Question

the graph of the function ( f(x) = x^2 + bx + 12 ) is shown. which statements describe the graph? check all that apply.

• the vertex is the maximum value.
• the axis of symmetry is ( x = -4 ).
• the domain is all real numbers.
• the range is all real numbers.
• the function is increasing over ( (-infty, -4) ).
• the ( x )-intercepts are at ( (-6, 0) ) and ( (-2, 0) ).

Explanation:

Step1: Analyze the parabola's direction

The function is \( f(x)=x^{2}+Bx + 12 \), the coefficient of \( x^{2} \) is \( 1>0 \), so the parabola opens upward. So the vertex is the minimum value, not maximum. So "The vertex is the maximum value" is wrong.

Step2: Find the axis of symmetry

For a parabola \( y = ax^{2}+bx + c \), the axis of symmetry is \( x=-\frac{b}{2a} \). Also, from the graph, the vertex is at \( x=- 4 \) (mid - point of \( x=-6 \) and \( x = - 2 \)), so the axis of symmetry is \( x=-4 \), this statement is correct.

Step3: Determine the domain

For a quadratic function \( y=x^{2}+Bx + 12 \), there are no restrictions on the input \( x \), so the domain is all real numbers, this statement is correct.

Step4: Determine the range

Since the parabola opens upward, the range is \( y\geq k \) (where \( k \) is the \( y \) - coordinate of the vertex), not all real numbers. So "The range is all real numbers" is wrong.

Step5: Analyze the increasing/decreasing interval

Since the parabola opens upward and the axis of symmetry is \( x = - 4 \), the function is decreasing over \( (-\infty,-4) \) and increasing over \( (-4,\infty) \). So "The function is increasing over \( (-\infty,-4) \)" is wrong.

Step6: Find the x - intercepts

We can factor the quadratic function. If the roots are \( x=-6 \) and \( x=-2 \), then \( f(x)=(x + 6)(x + 2)=x^{2}+8x + 12 \), which matches the form \( f(x)=x^{2}+Bx + 12 \) (here \( B = 8 \)). Also, from the graph, the parabola intersects the \( x \) - axis at \( (-6,0) \) and \( (-2,0) \), so this statement is correct.

Answer:

• The axis of symmetry is \( x=-4 \)
• The domain is all real numbers.
• The \( x \) - intercepts are at \( (-6,0) \) and \( (-2,0) \)

-------

▸ **Task list**:
1. In the explanation about the graph of f(x) = x^2 + bx + 12, what value does B take once the function is factored from its roots?
2. List every statement that the explanation about the graph of f(x) = x^2 + bx + 12 judges to be wrong.

-------

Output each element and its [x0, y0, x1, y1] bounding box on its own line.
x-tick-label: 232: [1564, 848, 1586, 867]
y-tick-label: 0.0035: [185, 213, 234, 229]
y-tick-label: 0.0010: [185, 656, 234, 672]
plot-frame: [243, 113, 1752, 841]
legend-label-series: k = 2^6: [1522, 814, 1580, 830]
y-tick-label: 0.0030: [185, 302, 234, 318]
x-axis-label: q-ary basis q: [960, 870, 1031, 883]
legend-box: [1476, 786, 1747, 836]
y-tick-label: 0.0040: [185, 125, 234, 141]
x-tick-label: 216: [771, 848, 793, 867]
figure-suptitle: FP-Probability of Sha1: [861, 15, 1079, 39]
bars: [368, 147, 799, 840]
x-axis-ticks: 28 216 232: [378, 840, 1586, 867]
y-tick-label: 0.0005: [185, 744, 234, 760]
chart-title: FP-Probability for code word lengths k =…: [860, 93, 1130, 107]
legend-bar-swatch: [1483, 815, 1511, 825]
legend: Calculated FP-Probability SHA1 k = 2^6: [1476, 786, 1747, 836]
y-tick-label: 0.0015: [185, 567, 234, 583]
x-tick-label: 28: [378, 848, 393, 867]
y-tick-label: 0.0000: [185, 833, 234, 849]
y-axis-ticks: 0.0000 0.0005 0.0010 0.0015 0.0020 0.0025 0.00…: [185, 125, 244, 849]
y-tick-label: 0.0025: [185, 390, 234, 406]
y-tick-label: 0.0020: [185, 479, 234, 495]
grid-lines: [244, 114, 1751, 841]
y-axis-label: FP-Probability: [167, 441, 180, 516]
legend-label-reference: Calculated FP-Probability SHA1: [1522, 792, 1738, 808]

-------

▸ **Problem solutions**:
1. B = 8

2.
- The vertex is the maximum value.
- The range is all real numbers.
- The function is increasing over (-∞, -4).